Dataset extract:
⟨

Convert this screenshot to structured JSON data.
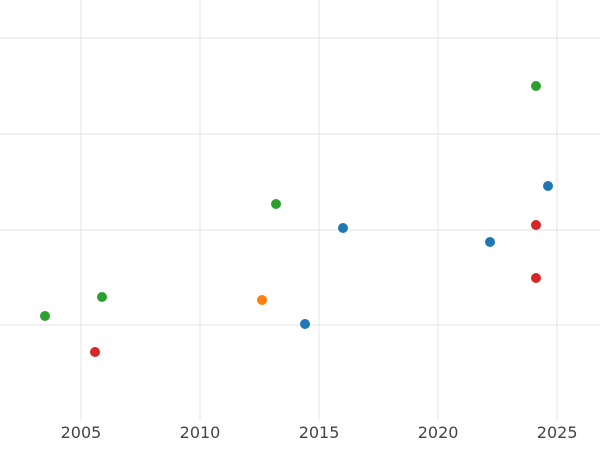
{
  "figure": {
    "background": "#ffffff",
    "grid_color": "#e4e4e4",
    "tick_label_color": "#444444"
  },
  "chart_data": {
    "type": "scatter",
    "title": "",
    "xlabel": "",
    "ylabel": "",
    "grid": true,
    "legend": false,
    "x_axis": {
      "tick_labels": [
        "2005",
        "2010",
        "2015",
        "2020",
        "2025"
      ],
      "tick_values": [
        2005,
        2010,
        2015,
        2020,
        2025
      ],
      "range": [
        2001.6,
        2026.8
      ]
    },
    "y_axis": {
      "tick_labels": [],
      "tick_values": [
        1,
        2,
        3,
        4
      ],
      "range": [
        0,
        4.4
      ],
      "tick_labels_visible": false,
      "note": "y-axis gridline units estimated; no y tick labels visible in image"
    },
    "series": [
      {
        "name": "green-series",
        "color": "#2ca02c",
        "points": [
          [
            2003.5,
            1.1
          ],
          [
            2005.9,
            1.3
          ],
          [
            2013.2,
            2.27
          ],
          [
            2024.1,
            3.5
          ]
        ]
      },
      {
        "name": "red-series",
        "color": "#d62728",
        "points": [
          [
            2005.6,
            0.72
          ],
          [
            2024.1,
            2.05
          ],
          [
            2024.1,
            1.49
          ]
        ]
      },
      {
        "name": "orange-series",
        "color": "#ff7f0e",
        "points": [
          [
            2012.6,
            1.26
          ]
        ]
      },
      {
        "name": "blue-series",
        "color": "#1f77b4",
        "points": [
          [
            2014.4,
            1.01
          ],
          [
            2016.0,
            2.02
          ],
          [
            2022.2,
            1.87
          ],
          [
            2024.6,
            2.46
          ]
        ]
      }
    ]
  }
}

⟩

Exercise instructions:
List all lines from the entries that include the word "series".

Result for this exercise:
    "series": [
        "name": "green-series",
        "name": "red-series",
        "name": "orange-series",
        "name": "blue-series",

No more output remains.